§ Short problem
Send back the entries below exactly as they appear.
________________
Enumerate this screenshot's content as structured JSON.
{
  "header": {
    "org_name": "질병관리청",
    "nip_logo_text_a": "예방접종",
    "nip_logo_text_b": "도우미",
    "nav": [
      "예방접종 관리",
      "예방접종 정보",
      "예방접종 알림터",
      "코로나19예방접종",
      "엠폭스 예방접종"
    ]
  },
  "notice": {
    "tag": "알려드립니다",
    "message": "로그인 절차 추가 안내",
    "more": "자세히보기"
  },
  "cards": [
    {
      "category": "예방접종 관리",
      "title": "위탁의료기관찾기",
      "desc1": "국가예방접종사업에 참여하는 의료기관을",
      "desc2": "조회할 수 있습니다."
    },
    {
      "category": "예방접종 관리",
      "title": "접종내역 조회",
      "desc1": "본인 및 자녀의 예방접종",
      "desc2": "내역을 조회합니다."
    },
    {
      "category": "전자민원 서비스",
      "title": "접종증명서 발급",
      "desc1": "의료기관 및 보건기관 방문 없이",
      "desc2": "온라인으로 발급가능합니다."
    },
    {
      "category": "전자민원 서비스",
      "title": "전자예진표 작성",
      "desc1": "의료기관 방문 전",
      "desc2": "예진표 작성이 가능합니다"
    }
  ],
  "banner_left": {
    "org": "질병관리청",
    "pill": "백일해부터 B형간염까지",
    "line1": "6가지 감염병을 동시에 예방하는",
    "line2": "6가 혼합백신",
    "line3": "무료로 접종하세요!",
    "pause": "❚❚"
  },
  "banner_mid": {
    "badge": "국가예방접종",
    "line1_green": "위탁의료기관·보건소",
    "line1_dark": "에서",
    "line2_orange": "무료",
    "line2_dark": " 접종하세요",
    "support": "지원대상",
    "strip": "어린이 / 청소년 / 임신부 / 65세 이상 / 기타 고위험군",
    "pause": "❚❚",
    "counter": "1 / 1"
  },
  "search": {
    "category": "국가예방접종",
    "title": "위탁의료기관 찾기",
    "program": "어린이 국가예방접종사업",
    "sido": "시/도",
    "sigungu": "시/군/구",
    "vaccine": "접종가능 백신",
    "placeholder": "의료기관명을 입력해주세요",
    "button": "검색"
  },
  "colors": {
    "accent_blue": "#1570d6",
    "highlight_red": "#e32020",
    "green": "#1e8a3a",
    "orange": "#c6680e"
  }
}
________________
§ Result of the exercise
Enumerate this screenshot's content as structured JSON.
{
  "header": {
    "org_name": "질병관리청",
    "nip_logo_text_a": "예방접종",
    "nip_logo_text_b": "도우미",
    "nav": [
      "예방접종 관리",
      "예방접종 정보",
      "예방접종 알림터",
      "코로나19예방접종",
      "엠폭스 예방접종"
    ]
  },
  "notice": {
    "tag": "알려드립니다",
    "message": "로그인 절차 추가 안내",
    "more": "자세히보기"
  },
  "cards": [
    {
      "category": "예방접종 관리",
      "title": "위탁의료기관찾기",
      "desc1": "국가예방접종사업에 참여하는 의료기관을",
      "desc2": "조회할 수 있습니다."
    },
    {
      "category": "예방접종 관리",
      "title": "접종내역 조회",
      "desc1": "본인 및 자녀의 예방접종",
      "desc2": "내역을 조회합니다."
    },
    {
      "category": "전자민원 서비스",
      "title": "접종증명서 발급",
      "desc1": "의료기관 및 보건기관 방문 없이",
      "desc2": "온라인으로 발급가능합니다."
    },
    {
      "category": "전자민원 서비스",
      "title": "전자예진표 작성",
      "desc1": "의료기관 방문 전",
      "desc2": "예진표 작성이 가능합니다"
    }
  ],
  "banner_left": {
    "org": "질병관리청",
    "pill": "백일해부터 B형간염까지",
    "line1": "6가지 감염병을 동시에 예방하는",
    "line2": "6가 혼합백신",
    "line3": "무료로 접종하세요!",
    "pause": "❚❚"
  },
  "banner_mid": {
    "badge": "국가예방접종",
    "line1_green": "위탁의료기관·보건소",
    "line1_dark": "에서",
    "line2_orange": "무료",
    "line2_dark": " 접종하세요",
    "support": "지원대상",
    "strip": "어린이 / 청소년 / 임신부 / 65세 이상 / 기타 고위험군",
    "pause": "❚❚",
    "counter": "1 / 1"
  },
  "search": {
    "category": "국가예방접종",
    "title": "위탁의료기관 찾기",
    "program": "어린이 국가예방접종사업",
    "sido": "시/도",
    "sigungu": "시/군/구",
    "vaccine": "접종가능 백신",
    "placeholder": "의료기관명을 입력해주세요",
    "button": "검색"
  },
  "colors": {
    "accent_blue": "#1570d6",
    "highlight_red": "#e32020",
    "green": "#1e8a3a",
    "orange": "#c6680e"
  }
}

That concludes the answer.